--- AIM OF THE EXERCISE ---
List every line in this data where the string "soft" occurs.

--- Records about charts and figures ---
▼▼▼

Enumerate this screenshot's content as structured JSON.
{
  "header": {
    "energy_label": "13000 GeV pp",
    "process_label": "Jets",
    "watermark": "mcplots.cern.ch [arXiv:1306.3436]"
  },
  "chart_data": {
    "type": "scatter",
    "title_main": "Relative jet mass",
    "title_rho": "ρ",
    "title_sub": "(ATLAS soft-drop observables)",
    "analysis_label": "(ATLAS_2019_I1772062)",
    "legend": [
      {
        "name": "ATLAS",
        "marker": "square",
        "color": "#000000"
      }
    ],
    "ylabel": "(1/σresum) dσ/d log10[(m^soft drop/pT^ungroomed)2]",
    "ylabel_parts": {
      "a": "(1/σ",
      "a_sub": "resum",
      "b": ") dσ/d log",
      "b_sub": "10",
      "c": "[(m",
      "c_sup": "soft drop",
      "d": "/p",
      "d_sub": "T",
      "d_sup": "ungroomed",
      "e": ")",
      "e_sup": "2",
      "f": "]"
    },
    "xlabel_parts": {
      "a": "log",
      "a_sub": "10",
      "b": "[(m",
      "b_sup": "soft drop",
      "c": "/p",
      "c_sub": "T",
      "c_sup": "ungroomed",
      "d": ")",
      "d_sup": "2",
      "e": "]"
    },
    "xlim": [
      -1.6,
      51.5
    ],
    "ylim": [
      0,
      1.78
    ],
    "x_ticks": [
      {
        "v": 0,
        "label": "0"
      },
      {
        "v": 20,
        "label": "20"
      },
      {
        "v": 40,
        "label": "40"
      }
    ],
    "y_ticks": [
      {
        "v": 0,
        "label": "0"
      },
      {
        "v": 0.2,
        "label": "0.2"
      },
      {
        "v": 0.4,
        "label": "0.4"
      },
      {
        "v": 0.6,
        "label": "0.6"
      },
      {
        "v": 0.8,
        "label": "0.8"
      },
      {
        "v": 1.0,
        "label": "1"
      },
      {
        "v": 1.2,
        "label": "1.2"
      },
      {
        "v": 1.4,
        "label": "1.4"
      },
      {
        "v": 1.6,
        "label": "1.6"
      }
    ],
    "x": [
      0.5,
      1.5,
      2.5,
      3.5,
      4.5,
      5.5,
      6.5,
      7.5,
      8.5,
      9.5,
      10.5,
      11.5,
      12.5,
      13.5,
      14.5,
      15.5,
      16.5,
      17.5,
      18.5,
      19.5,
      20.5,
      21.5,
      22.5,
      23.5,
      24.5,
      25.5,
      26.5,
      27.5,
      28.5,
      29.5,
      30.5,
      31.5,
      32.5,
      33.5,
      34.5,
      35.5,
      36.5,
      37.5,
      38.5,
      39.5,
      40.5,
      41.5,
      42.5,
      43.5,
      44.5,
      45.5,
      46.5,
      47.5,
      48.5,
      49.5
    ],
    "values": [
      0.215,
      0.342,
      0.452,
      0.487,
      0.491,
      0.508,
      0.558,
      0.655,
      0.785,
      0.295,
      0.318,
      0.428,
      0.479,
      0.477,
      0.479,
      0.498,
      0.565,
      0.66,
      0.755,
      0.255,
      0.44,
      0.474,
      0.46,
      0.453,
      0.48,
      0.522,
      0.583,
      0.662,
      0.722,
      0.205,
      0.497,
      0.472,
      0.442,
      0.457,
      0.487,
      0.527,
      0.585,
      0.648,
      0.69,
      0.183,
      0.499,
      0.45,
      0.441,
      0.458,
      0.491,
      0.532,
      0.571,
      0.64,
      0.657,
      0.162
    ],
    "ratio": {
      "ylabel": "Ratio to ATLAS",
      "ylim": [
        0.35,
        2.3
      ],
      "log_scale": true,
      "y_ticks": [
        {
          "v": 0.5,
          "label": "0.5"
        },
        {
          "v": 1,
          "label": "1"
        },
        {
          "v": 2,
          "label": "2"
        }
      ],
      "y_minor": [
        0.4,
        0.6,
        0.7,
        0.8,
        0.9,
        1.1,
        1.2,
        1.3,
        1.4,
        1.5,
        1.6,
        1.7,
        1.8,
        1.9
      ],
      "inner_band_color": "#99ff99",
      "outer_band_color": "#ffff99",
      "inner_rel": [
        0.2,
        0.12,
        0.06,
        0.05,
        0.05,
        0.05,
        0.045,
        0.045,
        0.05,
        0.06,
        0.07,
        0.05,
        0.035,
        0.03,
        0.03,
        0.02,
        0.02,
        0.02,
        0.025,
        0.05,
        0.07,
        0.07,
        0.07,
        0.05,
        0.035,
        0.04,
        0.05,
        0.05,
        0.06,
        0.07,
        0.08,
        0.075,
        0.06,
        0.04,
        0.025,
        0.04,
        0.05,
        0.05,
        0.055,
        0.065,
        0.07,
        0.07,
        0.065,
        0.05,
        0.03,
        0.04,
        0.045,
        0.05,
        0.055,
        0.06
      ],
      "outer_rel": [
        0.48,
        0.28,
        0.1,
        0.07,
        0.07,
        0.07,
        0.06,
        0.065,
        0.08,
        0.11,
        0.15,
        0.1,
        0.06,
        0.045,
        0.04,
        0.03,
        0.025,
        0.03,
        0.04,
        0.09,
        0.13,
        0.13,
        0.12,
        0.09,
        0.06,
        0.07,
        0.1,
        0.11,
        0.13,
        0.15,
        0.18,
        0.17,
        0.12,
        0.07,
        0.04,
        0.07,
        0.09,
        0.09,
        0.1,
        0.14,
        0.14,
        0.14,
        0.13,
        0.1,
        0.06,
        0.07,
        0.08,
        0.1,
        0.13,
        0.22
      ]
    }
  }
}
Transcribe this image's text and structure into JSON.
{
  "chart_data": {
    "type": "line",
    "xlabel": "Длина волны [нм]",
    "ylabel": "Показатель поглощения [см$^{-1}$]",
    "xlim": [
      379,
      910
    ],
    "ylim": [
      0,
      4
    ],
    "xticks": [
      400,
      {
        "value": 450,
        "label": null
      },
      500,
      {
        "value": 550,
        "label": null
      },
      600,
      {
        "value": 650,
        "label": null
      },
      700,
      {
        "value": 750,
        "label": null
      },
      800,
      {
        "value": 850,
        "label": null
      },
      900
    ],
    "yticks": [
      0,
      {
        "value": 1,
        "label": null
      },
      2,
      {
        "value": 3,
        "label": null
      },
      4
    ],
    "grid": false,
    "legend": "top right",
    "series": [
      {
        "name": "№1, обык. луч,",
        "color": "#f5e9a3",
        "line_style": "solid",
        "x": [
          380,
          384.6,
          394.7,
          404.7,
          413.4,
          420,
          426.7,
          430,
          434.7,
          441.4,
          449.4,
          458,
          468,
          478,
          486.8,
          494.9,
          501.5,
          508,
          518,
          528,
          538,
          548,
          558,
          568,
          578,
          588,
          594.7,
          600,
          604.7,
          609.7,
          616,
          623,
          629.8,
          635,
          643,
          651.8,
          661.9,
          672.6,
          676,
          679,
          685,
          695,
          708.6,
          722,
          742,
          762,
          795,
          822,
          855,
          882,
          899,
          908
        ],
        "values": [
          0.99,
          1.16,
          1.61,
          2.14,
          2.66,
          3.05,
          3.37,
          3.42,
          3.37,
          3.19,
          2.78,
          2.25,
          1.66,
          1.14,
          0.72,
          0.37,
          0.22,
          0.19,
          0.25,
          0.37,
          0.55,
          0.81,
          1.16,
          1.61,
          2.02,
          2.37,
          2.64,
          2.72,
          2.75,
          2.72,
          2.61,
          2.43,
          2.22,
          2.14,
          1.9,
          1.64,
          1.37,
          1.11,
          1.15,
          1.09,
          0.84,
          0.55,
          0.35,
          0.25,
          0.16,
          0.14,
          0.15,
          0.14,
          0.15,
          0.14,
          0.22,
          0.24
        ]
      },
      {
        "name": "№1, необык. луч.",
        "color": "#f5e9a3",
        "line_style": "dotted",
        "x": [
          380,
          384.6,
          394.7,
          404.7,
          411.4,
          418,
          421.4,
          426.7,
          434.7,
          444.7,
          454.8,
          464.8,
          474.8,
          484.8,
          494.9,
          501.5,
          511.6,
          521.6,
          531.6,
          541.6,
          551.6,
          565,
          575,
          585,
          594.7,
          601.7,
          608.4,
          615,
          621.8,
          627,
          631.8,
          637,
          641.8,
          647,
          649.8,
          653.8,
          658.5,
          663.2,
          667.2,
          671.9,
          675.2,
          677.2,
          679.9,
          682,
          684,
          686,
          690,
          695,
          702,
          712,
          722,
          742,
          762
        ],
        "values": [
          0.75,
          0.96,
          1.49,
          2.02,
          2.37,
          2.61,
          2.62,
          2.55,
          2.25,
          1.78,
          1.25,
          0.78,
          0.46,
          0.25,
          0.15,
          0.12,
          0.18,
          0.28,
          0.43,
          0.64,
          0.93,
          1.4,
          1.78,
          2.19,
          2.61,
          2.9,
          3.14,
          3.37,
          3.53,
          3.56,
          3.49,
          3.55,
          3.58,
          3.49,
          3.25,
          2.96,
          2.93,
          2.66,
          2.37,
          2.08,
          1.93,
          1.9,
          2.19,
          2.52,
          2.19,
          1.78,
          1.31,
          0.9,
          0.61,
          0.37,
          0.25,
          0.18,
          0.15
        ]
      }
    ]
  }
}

▲▲▲

--- RESULT FOR THIS EXERCISE ---
    "title_sub": "(ATLAS soft-drop observables)",
    "ylabel": "(1/σresum) dσ/d log10[(m^soft drop/pT^ungroomed)2]",
      "c_sup": "soft drop",
      "b_sup": "soft drop",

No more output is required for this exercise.